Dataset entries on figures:
----

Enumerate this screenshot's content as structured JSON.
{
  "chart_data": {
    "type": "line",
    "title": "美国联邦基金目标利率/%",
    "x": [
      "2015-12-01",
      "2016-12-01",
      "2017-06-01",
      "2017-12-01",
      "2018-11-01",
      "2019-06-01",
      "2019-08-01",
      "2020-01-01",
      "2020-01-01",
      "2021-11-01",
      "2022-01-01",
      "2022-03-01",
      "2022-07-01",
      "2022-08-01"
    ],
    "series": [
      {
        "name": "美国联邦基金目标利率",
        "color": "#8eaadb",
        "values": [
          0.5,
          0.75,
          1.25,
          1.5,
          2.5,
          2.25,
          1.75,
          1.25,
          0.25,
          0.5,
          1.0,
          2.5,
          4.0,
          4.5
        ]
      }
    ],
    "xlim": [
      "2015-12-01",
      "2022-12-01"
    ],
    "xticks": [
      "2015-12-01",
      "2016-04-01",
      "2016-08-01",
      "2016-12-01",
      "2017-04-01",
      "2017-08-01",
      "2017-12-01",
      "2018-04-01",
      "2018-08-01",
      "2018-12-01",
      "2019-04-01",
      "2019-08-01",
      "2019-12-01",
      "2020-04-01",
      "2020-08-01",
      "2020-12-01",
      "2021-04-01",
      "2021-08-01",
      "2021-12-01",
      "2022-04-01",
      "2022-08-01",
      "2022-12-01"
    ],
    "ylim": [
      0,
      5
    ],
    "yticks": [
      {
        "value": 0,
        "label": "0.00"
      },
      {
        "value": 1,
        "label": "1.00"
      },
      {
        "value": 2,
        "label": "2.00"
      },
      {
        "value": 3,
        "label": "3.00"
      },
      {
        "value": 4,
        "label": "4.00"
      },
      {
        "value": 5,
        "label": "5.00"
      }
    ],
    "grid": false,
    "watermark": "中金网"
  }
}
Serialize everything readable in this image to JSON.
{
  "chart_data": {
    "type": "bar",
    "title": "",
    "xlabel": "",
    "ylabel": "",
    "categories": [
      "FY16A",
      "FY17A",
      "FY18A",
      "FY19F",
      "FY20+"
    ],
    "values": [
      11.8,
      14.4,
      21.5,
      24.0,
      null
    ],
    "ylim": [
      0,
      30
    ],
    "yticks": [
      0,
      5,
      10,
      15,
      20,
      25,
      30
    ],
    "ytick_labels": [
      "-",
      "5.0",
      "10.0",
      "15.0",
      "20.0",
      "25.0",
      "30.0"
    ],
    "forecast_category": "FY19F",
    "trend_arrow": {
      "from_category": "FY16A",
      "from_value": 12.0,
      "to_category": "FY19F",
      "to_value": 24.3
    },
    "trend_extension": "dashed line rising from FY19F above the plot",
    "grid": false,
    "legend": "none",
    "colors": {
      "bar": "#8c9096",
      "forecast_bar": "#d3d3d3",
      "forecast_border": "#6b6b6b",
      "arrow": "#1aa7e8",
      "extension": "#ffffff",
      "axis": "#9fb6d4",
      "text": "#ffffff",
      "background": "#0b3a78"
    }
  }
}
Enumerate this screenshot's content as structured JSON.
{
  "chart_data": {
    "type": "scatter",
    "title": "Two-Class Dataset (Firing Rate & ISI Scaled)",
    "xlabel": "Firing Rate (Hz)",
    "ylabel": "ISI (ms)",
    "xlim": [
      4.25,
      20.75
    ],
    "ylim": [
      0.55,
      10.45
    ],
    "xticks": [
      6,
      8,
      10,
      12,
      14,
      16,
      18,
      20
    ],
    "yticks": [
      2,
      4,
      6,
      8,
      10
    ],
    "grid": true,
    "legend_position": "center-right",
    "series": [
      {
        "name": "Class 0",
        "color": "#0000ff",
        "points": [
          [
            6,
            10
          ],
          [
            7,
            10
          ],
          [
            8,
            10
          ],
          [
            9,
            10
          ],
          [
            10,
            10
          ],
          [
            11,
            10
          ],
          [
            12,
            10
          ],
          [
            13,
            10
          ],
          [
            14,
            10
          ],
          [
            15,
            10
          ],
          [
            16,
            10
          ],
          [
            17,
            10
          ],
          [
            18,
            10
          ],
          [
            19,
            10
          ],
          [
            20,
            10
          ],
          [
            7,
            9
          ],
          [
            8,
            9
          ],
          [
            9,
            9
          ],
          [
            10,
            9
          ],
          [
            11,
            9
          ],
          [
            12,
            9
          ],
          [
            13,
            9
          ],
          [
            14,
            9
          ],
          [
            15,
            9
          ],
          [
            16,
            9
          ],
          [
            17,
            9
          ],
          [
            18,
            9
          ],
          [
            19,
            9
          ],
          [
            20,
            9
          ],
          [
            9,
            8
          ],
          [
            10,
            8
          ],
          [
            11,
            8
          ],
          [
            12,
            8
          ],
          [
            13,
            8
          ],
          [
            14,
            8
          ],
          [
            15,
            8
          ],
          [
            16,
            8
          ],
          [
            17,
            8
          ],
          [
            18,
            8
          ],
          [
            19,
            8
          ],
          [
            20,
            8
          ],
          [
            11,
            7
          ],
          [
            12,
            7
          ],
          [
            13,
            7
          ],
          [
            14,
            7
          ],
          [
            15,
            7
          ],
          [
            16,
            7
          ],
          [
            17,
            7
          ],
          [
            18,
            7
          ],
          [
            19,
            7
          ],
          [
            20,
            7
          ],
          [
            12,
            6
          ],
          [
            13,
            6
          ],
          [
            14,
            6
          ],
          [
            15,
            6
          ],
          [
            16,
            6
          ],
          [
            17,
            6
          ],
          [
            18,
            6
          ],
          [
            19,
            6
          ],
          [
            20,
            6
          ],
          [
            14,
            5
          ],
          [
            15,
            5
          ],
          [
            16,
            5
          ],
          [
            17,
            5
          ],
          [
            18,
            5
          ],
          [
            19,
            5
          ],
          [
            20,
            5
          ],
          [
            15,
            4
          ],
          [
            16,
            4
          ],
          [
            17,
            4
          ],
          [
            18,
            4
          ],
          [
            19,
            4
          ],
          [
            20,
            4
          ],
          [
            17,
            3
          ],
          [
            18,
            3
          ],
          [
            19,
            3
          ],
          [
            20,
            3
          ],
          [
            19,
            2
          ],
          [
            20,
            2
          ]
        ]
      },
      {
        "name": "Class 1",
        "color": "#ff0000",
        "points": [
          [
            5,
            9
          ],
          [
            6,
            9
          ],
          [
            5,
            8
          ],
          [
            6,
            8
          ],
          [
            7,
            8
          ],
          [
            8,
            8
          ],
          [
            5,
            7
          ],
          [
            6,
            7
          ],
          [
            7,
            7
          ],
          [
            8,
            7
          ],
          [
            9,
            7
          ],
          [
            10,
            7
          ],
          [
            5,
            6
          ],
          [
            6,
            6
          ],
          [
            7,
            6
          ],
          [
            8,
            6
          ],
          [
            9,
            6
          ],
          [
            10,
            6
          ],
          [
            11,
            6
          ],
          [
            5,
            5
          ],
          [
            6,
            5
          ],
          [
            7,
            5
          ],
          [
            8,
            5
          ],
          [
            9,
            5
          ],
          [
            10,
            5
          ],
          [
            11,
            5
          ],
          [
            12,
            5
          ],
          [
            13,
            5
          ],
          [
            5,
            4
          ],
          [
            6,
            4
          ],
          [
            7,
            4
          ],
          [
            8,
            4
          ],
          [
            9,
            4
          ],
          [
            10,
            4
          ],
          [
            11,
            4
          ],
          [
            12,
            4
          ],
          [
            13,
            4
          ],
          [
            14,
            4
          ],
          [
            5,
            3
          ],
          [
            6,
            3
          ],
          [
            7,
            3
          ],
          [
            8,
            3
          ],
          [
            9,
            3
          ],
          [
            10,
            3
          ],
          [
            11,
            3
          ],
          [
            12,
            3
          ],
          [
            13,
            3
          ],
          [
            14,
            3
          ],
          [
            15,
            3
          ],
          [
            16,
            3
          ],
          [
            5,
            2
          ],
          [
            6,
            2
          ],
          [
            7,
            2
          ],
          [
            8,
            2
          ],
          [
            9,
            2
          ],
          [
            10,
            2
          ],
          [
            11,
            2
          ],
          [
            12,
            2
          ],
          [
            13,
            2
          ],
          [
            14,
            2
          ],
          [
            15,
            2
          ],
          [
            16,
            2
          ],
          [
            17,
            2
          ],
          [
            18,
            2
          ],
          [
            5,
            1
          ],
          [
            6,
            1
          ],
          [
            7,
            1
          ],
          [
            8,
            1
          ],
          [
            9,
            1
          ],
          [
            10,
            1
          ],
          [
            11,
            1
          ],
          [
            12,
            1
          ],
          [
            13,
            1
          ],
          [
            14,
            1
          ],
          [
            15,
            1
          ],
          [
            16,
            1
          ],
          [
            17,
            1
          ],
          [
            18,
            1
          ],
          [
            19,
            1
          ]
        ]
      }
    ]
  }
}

----

### Problem to solve
Count the lines above that contain the word "title", and reply with only that number.

### Correct result
3